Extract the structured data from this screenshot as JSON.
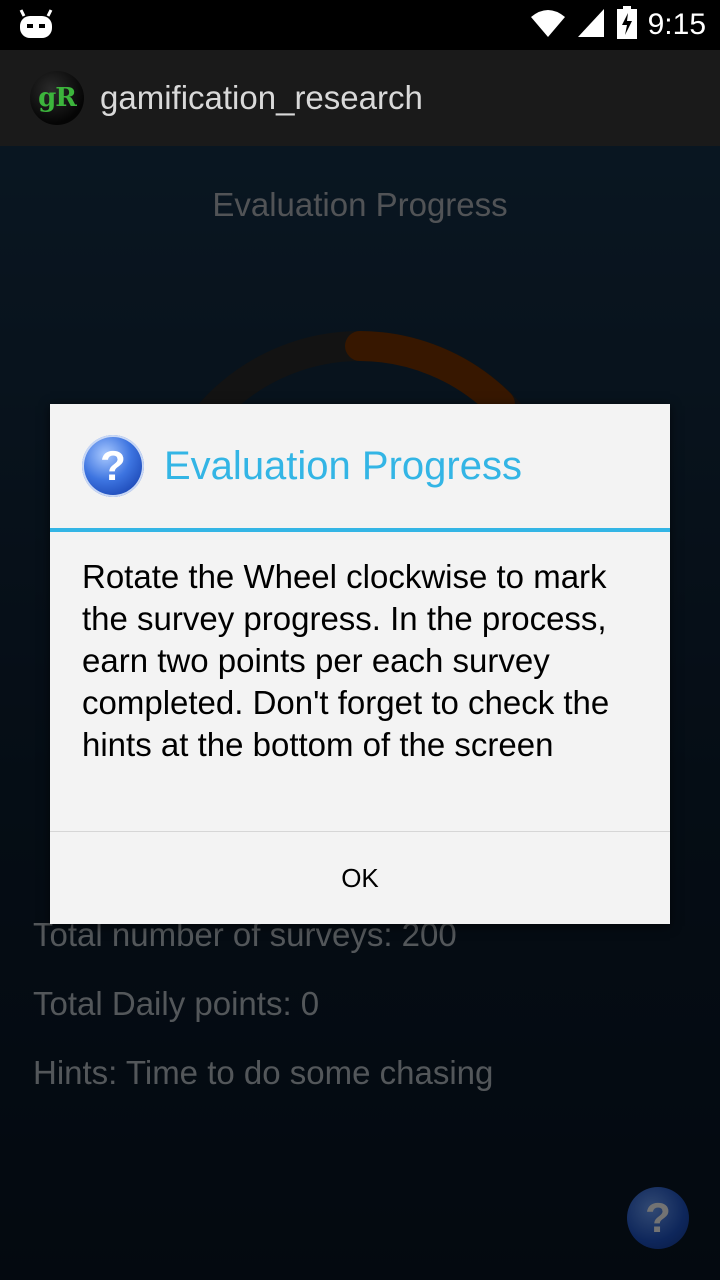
{
  "status_bar": {
    "left_icon": "cyanogen-mascot-icon",
    "icons": [
      "wifi-icon",
      "signal-icon",
      "battery-charging-icon"
    ],
    "time": "9:15"
  },
  "action_bar": {
    "app_icon_text": "gR",
    "title": "gamification_research"
  },
  "screen": {
    "title": "Evaluation Progress",
    "stats": [
      "Total number of surveys: 200",
      "Total Daily points: 0",
      "Hints: Time to do some chasing"
    ],
    "help_button": "?",
    "wheel_colors": {
      "track": "#2a2a2a",
      "progress": "#7a3400"
    }
  },
  "dialog": {
    "icon": "question-icon",
    "title": "Evaluation Progress",
    "message": "Rotate the Wheel clockwise to mark the survey progress. In the process, earn two points per each survey completed. Don't forget to check the hints at the bottom of the screen",
    "ok_label": "OK",
    "accent_color": "#33b5e5"
  }
}
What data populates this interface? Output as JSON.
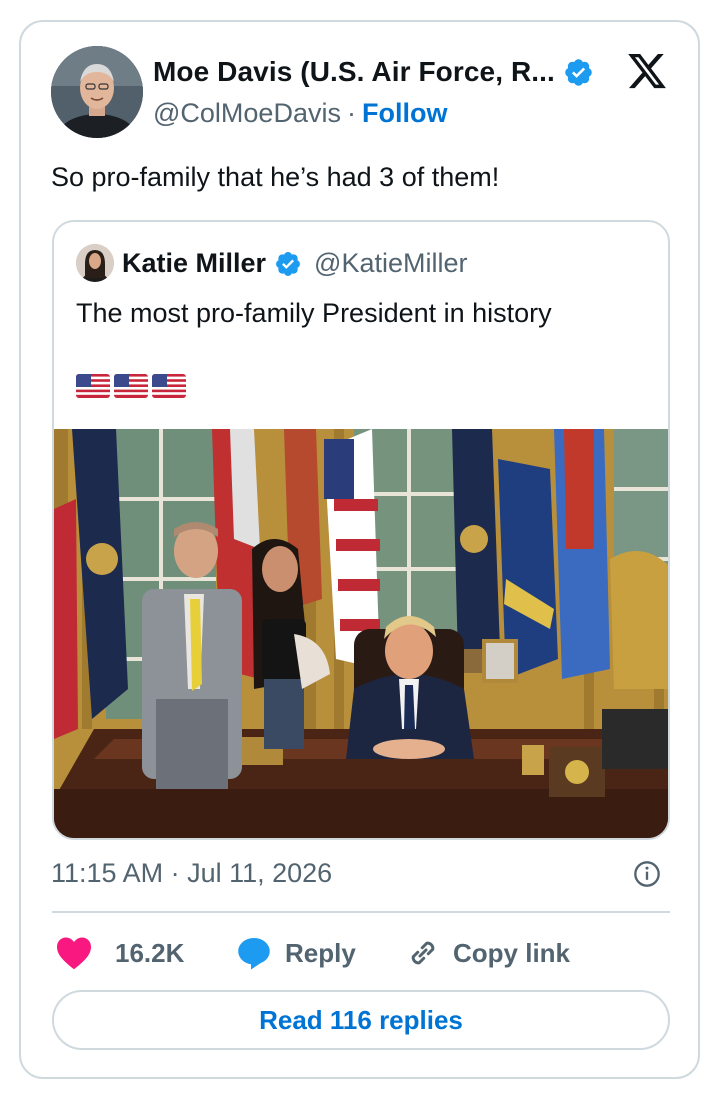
{
  "author": {
    "display_name": "Moe Davis (U.S. Air Force, R...",
    "handle": "@ColMoeDavis",
    "separator": "·",
    "follow_label": "Follow",
    "verified": true
  },
  "tweet": {
    "text": "So pro-family that he’s had 3 of them!",
    "timestamp": "11:15 AM · Jul 11, 2026"
  },
  "quote": {
    "display_name": "Katie Miller",
    "handle": "@KatieMiller",
    "text": "The most pro-family President in history",
    "emoji": [
      "us-flag",
      "us-flag",
      "us-flag"
    ],
    "photo": "oval-office-photo"
  },
  "actions": {
    "like_count": "16.2K",
    "reply_label": "Reply",
    "copy_label": "Copy link"
  },
  "read_replies_label": "Read 116 replies",
  "colors": {
    "accent": "#0074d4",
    "verified": "#1d9bf0",
    "like": "#f91880",
    "muted": "#536471",
    "border": "#cfd9de"
  },
  "icons": {
    "brand": "x-logo-icon",
    "verified": "verified-badge-icon",
    "info": "info-icon",
    "like": "heart-icon",
    "reply": "reply-bubble-icon",
    "copy": "link-icon"
  }
}
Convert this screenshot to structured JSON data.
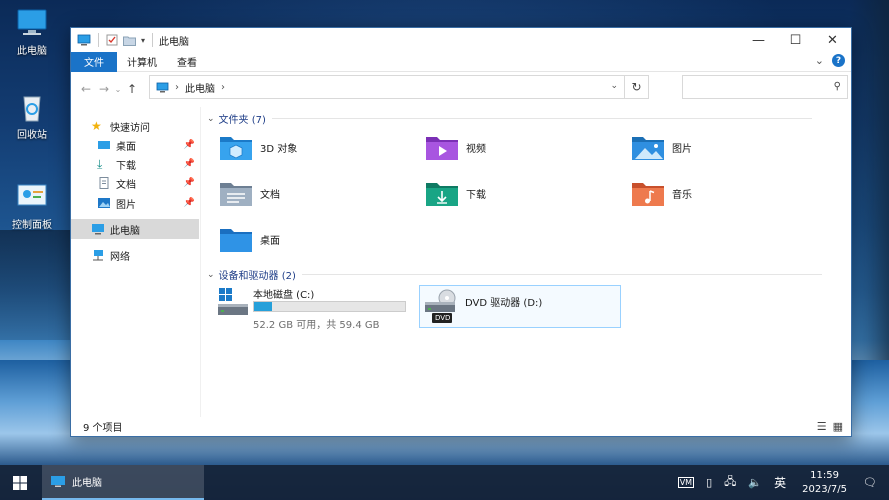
{
  "desktop": {
    "icons": [
      {
        "label": "此电脑",
        "icon": "computer-icon"
      },
      {
        "label": "回收站",
        "icon": "recycle-bin-icon"
      },
      {
        "label": "控制面板",
        "icon": "control-panel-icon"
      }
    ]
  },
  "window": {
    "title": "此电脑",
    "controls": {
      "minimize": "—",
      "maximize": "☐",
      "close": "✕"
    }
  },
  "ribbon": {
    "tabs": [
      "文件",
      "计算机",
      "查看"
    ],
    "active_tab": "文件",
    "expand_glyph": "⌄",
    "help": "?"
  },
  "address": {
    "path": "此电脑",
    "separator": "›",
    "dropdown": "⌄",
    "refresh": "↻",
    "search_placeholder": ""
  },
  "sidebar": {
    "items": [
      {
        "label": "快速访问",
        "icon": "star-icon",
        "pinned": false
      },
      {
        "label": "桌面",
        "icon": "desktop-icon",
        "pinned": true
      },
      {
        "label": "下载",
        "icon": "download-icon",
        "pinned": true
      },
      {
        "label": "文档",
        "icon": "document-icon",
        "pinned": true
      },
      {
        "label": "图片",
        "icon": "picture-icon",
        "pinned": true
      },
      {
        "label": "此电脑",
        "icon": "computer-icon",
        "selected": true
      },
      {
        "label": "网络",
        "icon": "network-icon"
      }
    ]
  },
  "content": {
    "folders_header": "文件夹 (7)",
    "folders": [
      {
        "label": "3D 对象",
        "icon": "3d-objects-folder-icon"
      },
      {
        "label": "视频",
        "icon": "videos-folder-icon"
      },
      {
        "label": "图片",
        "icon": "pictures-folder-icon"
      },
      {
        "label": "文档",
        "icon": "documents-folder-icon"
      },
      {
        "label": "下载",
        "icon": "downloads-folder-icon"
      },
      {
        "label": "音乐",
        "icon": "music-folder-icon"
      },
      {
        "label": "桌面",
        "icon": "desktop-folder-icon"
      }
    ],
    "devices_header": "设备和驱动器 (2)",
    "drives": [
      {
        "label": "本地磁盘 (C:)",
        "detail": "52.2 GB 可用，共 59.4 GB",
        "used_fraction": 0.12
      },
      {
        "label": "DVD 驱动器 (D:)",
        "badge": "DVD"
      }
    ]
  },
  "status": {
    "count": "9 个项目"
  },
  "taskbar": {
    "app_label": "此电脑",
    "ime": "英",
    "time": "11:59",
    "date": "2023/7/5"
  },
  "colors": {
    "accent": "#1a73c8",
    "header_text": "#1e3d87",
    "bar_fill": "#26a0da"
  }
}
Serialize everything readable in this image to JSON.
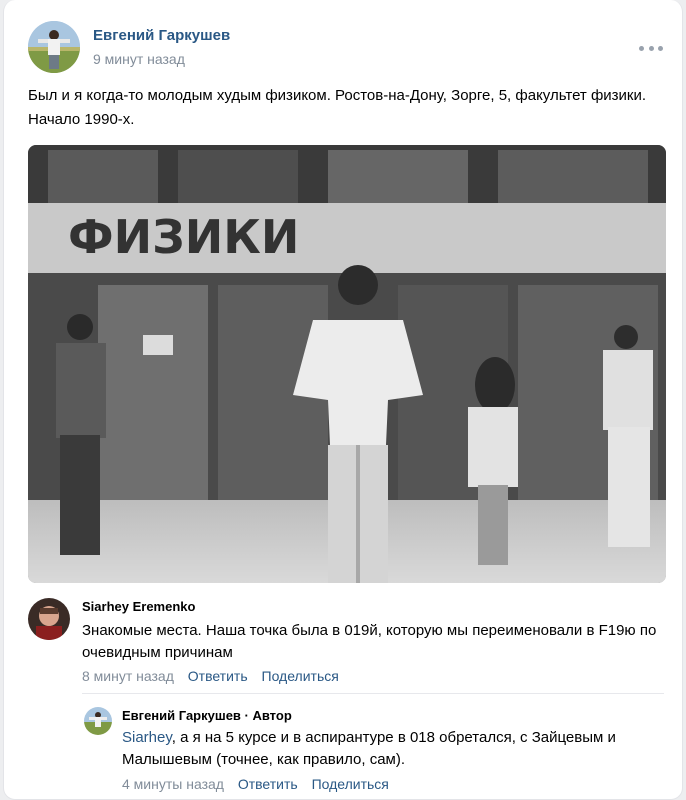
{
  "post": {
    "author": "Евгений Гаркушев",
    "time": "9 минут назад",
    "text": "Был и я когда-то молодым худым физиком. Ростов-на-Дону, Зорге, 5, факультет физики. Начало 1990-х.",
    "photo_sign": "ФИЗИКИ",
    "more_icon": "more-horizontal-icon"
  },
  "comments": [
    {
      "author": "Siarhey Eremenko",
      "text": "Знакомые места. Наша точка была в 019й, которую мы переименовали в F19ю по очевидным причинам",
      "time": "8 минут назад",
      "reply_label": "Ответить",
      "share_label": "Поделиться"
    },
    {
      "author": "Евгений Гаркушев · Автор",
      "mention": "Siarhey",
      "text": ", а я на 5 курсе и в аспирантуре в 018 обретался, с Зайцевым и Малышевым (точнее, как правило, сам).",
      "time": "4 минуты назад",
      "reply_label": "Ответить",
      "share_label": "Поделиться"
    }
  ],
  "colors": {
    "link": "#2a5885",
    "secondary": "#818c99",
    "divider": "#e7e8ec"
  }
}
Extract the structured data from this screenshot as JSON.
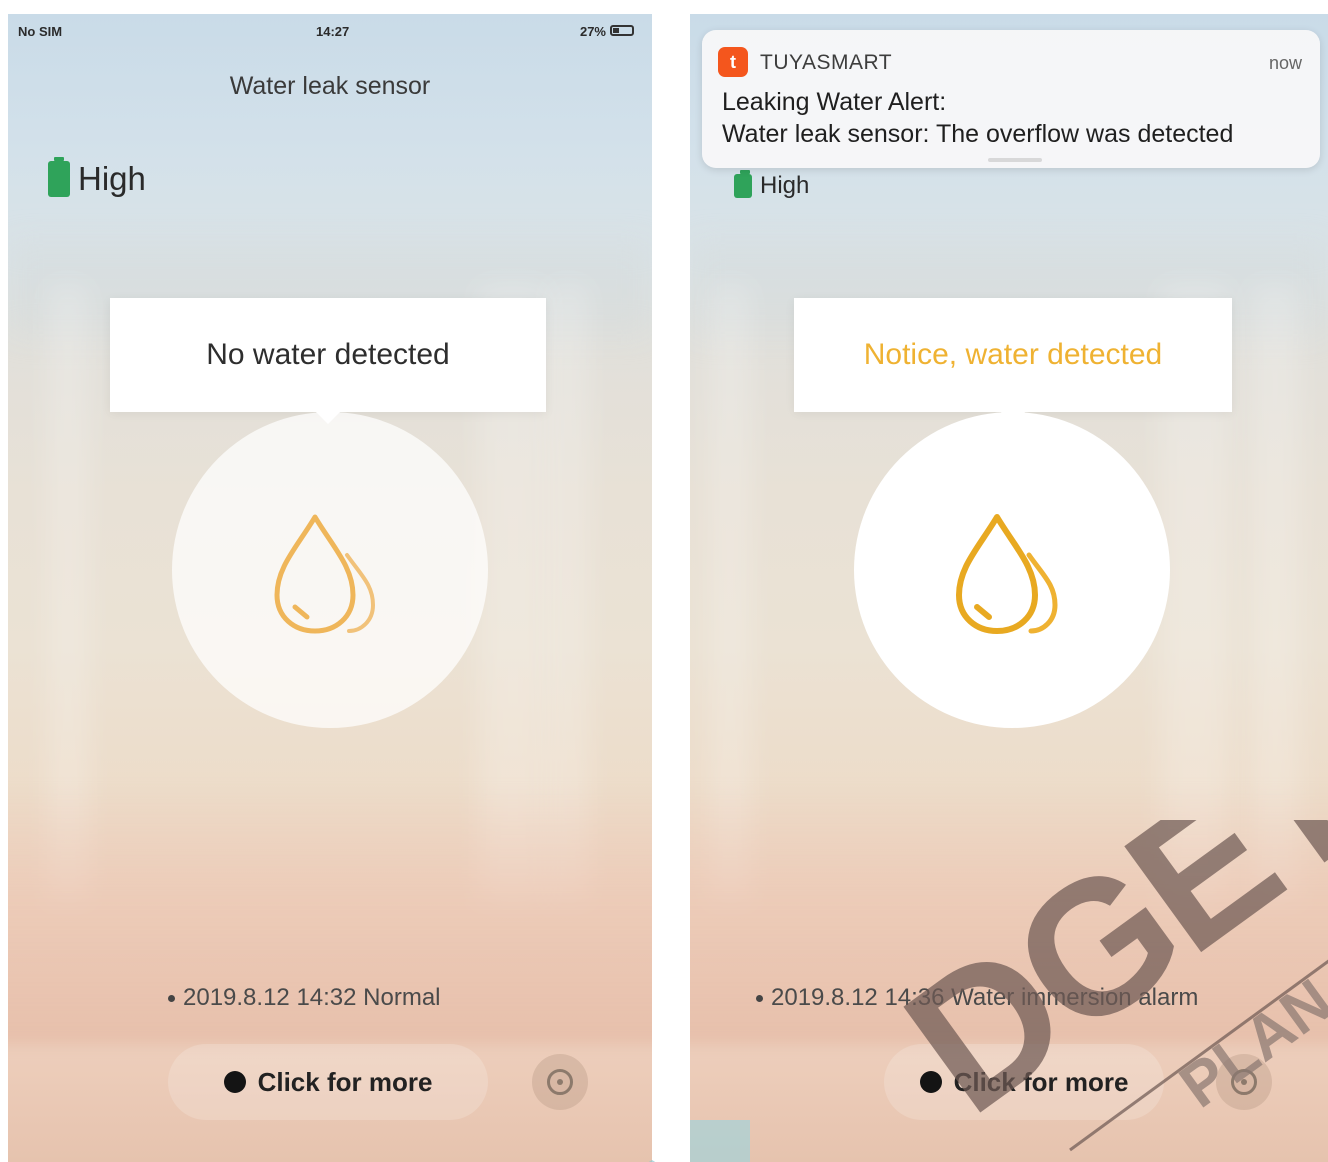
{
  "left_screen": {
    "status_bar": {
      "carrier": "No SIM",
      "time": "14:27",
      "battery": "27%"
    },
    "title": "Water leak sensor",
    "battery_level": "High",
    "status_message": "No water detected",
    "status_icon": "water-drops-icon",
    "latest_record": "2019.8.12 14:32 Normal",
    "more_button": "Click for more",
    "settings_icon": "settings-icon"
  },
  "right_screen": {
    "battery_level": "High",
    "status_message": "Notice, water detected",
    "status_icon": "water-drops-icon",
    "latest_record": "2019.8.12 14:36 Water immersion alarm",
    "more_button": "Click for more",
    "settings_icon": "settings-icon"
  },
  "notification": {
    "app_name": "TUYASMART",
    "time": "now",
    "headline": "Leaking Water Alert:",
    "message": "Water leak sensor: The overflow was detected",
    "app_icon_glyph": "t"
  },
  "colors": {
    "accent_orange": "#efb232",
    "battery_green": "#2fa35a",
    "notification_icon": "#f4561d"
  }
}
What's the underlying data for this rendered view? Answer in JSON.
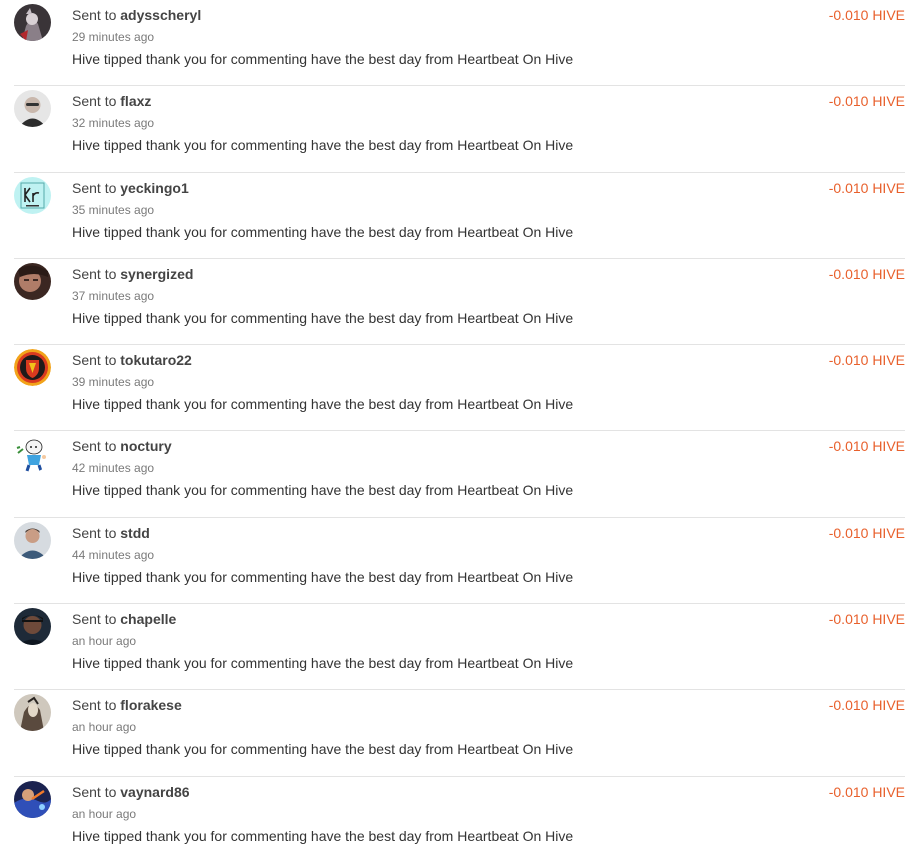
{
  "transfers": [
    {
      "prefix": "Sent to",
      "user": "adysscheryl",
      "time": "29 minutes ago",
      "memo": "Hive tipped thank you for commenting have the best day from Heartbeat On Hive",
      "amount": "-0.010 HIVE",
      "avatar_icon": "user-avatar-icon"
    },
    {
      "prefix": "Sent to",
      "user": "flaxz",
      "time": "32 minutes ago",
      "memo": "Hive tipped thank you for commenting have the best day from Heartbeat On Hive",
      "amount": "-0.010 HIVE",
      "avatar_icon": "user-avatar-icon"
    },
    {
      "prefix": "Sent to",
      "user": "yeckingo1",
      "time": "35 minutes ago",
      "memo": "Hive tipped thank you for commenting have the best day from Heartbeat On Hive",
      "amount": "-0.010 HIVE",
      "avatar_icon": "krypton-element-avatar-icon"
    },
    {
      "prefix": "Sent to",
      "user": "synergized",
      "time": "37 minutes ago",
      "memo": "Hive tipped thank you for commenting have the best day from Heartbeat On Hive",
      "amount": "-0.010 HIVE",
      "avatar_icon": "user-avatar-icon"
    },
    {
      "prefix": "Sent to",
      "user": "tokutaro22",
      "time": "39 minutes ago",
      "memo": "Hive tipped thank you for commenting have the best day from Heartbeat On Hive",
      "amount": "-0.010 HIVE",
      "avatar_icon": "shield-emblem-avatar-icon"
    },
    {
      "prefix": "Sent to",
      "user": "noctury",
      "time": "42 minutes ago",
      "memo": "Hive tipped thank you for commenting have the best day from Heartbeat On Hive",
      "amount": "-0.010 HIVE",
      "avatar_icon": "cartoon-avatar-icon"
    },
    {
      "prefix": "Sent to",
      "user": "stdd",
      "time": "44 minutes ago",
      "memo": "Hive tipped thank you for commenting have the best day from Heartbeat On Hive",
      "amount": "-0.010 HIVE",
      "avatar_icon": "user-avatar-icon"
    },
    {
      "prefix": "Sent to",
      "user": "chapelle",
      "time": "an hour ago",
      "memo": "Hive tipped thank you for commenting have the best day from Heartbeat On Hive",
      "amount": "-0.010 HIVE",
      "avatar_icon": "user-avatar-icon"
    },
    {
      "prefix": "Sent to",
      "user": "florakese",
      "time": "an hour ago",
      "memo": "Hive tipped thank you for commenting have the best day from Heartbeat On Hive",
      "amount": "-0.010 HIVE",
      "avatar_icon": "user-avatar-icon"
    },
    {
      "prefix": "Sent to",
      "user": "vaynard86",
      "time": "an hour ago",
      "memo": "Hive tipped thank you for commenting have the best day from Heartbeat On Hive",
      "amount": "-0.010 HIVE",
      "avatar_icon": "user-avatar-icon"
    }
  ],
  "colors": {
    "amount_negative": "#e8602c",
    "divider": "#e3e3e3",
    "text": "#444444",
    "muted": "#7a7a7a"
  }
}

» What you will do: Report each line of the material above where the word "Евгений" appears.

» Written answer:
    "author": "Евгений Гаркушев",
      "author": "Евгений Гаркушев · Автор",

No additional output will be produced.